TO DO: Return, word for word, the portion of the text on runes in The Forge between "Runes are the" and "equipment slots work.", inclusive.

EXCERPT TO READ:
------------

Runes are the quiet power spike in The Forge. They sit on your pickaxe, weapons, and armor, quietly stacking bonus ore, burn damage, or even lifesteal while you mine and fight. Getting good ones, though, means understanding where they drop and how equipment slots work.
How runes work in The Forge
Runes are rare items that attach to weapons, pickaxes, and armor to add extra effects. Every rune has:
- A primary ability – things like Burn, Poison, Life Steal, Explosion, or Yield.
- Potential secondary traits – small bonus stats like Attack Speed or Vitality that sometimes appear when you attach a rune.
Runes do not drop from ores or chests. They come from enemies only, usually in the Forgotten Kingdom and deeper combat zones. Drop chances are low, so rune farming is inherently grindy.

------------

SOURCE MATERIAL:

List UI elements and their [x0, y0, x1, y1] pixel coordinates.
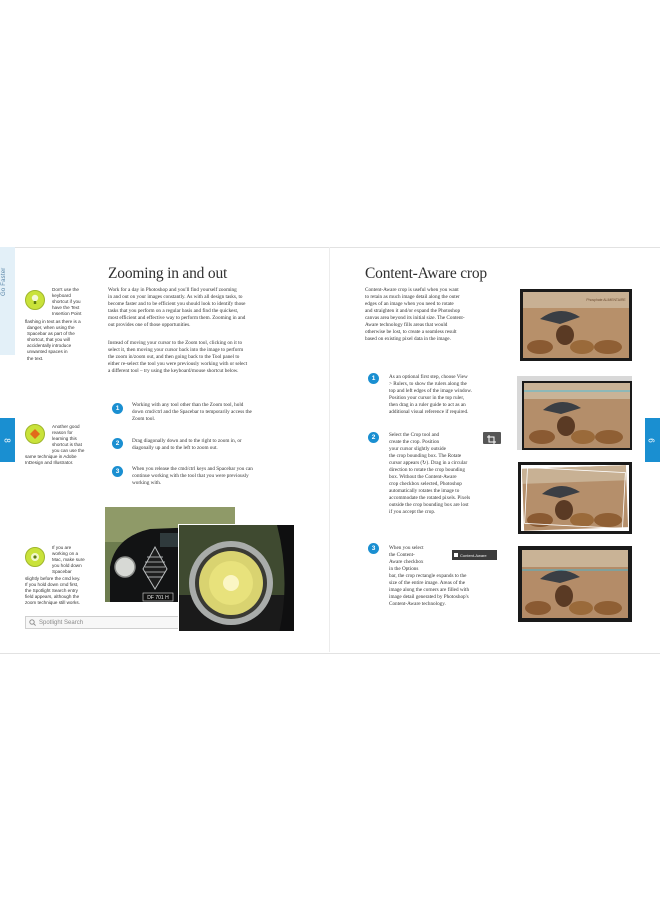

------------

OUTPUT OF THE TASK:
Runes are the quiet power spike in The Forge. They sit on your pickaxe, weapons, and armor, quietly stacking bonus ore, burn damage, or even lifesteal while you mine and fight. Getting good ones, though, means understanding where they drop and how equipment slots work.